┌─ Information given
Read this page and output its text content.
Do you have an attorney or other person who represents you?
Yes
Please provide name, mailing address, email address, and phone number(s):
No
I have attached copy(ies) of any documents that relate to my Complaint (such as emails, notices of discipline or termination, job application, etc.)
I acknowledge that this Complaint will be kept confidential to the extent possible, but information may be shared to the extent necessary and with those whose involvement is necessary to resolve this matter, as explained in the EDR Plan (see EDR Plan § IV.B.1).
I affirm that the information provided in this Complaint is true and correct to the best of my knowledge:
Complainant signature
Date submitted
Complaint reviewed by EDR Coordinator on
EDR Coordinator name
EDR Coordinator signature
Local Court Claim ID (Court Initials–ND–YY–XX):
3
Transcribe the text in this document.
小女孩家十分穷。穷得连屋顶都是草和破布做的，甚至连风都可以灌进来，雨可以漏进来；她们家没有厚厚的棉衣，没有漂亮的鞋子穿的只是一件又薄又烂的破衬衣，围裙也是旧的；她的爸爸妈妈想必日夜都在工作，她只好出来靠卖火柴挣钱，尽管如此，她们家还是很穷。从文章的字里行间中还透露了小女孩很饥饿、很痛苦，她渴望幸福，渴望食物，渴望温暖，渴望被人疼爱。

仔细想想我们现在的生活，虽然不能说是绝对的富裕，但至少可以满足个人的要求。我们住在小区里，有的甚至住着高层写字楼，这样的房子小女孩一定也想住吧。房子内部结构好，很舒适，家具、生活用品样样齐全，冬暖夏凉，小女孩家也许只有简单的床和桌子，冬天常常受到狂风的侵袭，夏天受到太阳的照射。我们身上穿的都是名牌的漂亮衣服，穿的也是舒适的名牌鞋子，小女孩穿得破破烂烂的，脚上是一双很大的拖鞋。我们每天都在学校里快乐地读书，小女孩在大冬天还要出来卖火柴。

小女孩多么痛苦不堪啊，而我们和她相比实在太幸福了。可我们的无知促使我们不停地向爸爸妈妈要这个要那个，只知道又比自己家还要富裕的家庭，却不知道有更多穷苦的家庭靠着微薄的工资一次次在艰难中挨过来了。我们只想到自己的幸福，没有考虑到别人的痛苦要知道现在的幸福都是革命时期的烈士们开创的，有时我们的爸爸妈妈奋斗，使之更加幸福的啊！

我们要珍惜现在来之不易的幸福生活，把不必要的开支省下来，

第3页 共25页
└─
Emit the records above again, exactly, with no line skipped.

Read this page and output its text content.
Do you have an attorney or other person who represents you?
Yes
Please provide name, mailing address, email address, and phone number(s):
No
I have attached copy(ies) of any documents that relate to my Complaint (such as emails, notices of discipline or termination, job application, etc.)
I acknowledge that this Complaint will be kept confidential to the extent possible, but information may be shared to the extent necessary and with those whose involvement is necessary to resolve this matter, as explained in the EDR Plan (see EDR Plan § IV.B.1).
I affirm that the information provided in this Complaint is true and correct to the best of my knowledge:
Complainant signature
Date submitted
Complaint reviewed by EDR Coordinator on
EDR Coordinator name
EDR Coordinator signature
Local Court Claim ID (Court Initials–ND–YY–XX):
3
Transcribe the text in this document.
小女孩家十分穷。穷得连屋顶都是草和破布做的，甚至连风都可以灌进来，雨可以漏进来；她们家没有厚厚的棉衣，没有漂亮的鞋子穿的只是一件又薄又烂的破衬衣，围裙也是旧的；她的爸爸妈妈想必日夜都在工作，她只好出来靠卖火柴挣钱，尽管如此，她们家还是很穷。从文章的字里行间中还透露了小女孩很饥饿、很痛苦，她渴望幸福，渴望食物，渴望温暖，渴望被人疼爱。

仔细想想我们现在的生活，虽然不能说是绝对的富裕，但至少可以满足个人的要求。我们住在小区里，有的甚至住着高层写字楼，这样的房子小女孩一定也想住吧。房子内部结构好，很舒适，家具、生活用品样样齐全，冬暖夏凉，小女孩家也许只有简单的床和桌子，冬天常常受到狂风的侵袭，夏天受到太阳的照射。我们身上穿的都是名牌的漂亮衣服，穿的也是舒适的名牌鞋子，小女孩穿得破破烂烂的，脚上是一双很大的拖鞋。我们每天都在学校里快乐地读书，小女孩在大冬天还要出来卖火柴。

小女孩多么痛苦不堪啊，而我们和她相比实在太幸福了。可我们的无知促使我们不停地向爸爸妈妈要这个要那个，只知道又比自己家还要富裕的家庭，却不知道有更多穷苦的家庭靠着微薄的工资一次次在艰难中挨过来了。我们只想到自己的幸福，没有考虑到别人的痛苦要知道现在的幸福都是革命时期的烈士们开创的，有时我们的爸爸妈妈奋斗，使之更加幸福的啊！

我们要珍惜现在来之不易的幸福生活，把不必要的开支省下来，

第3页 共25页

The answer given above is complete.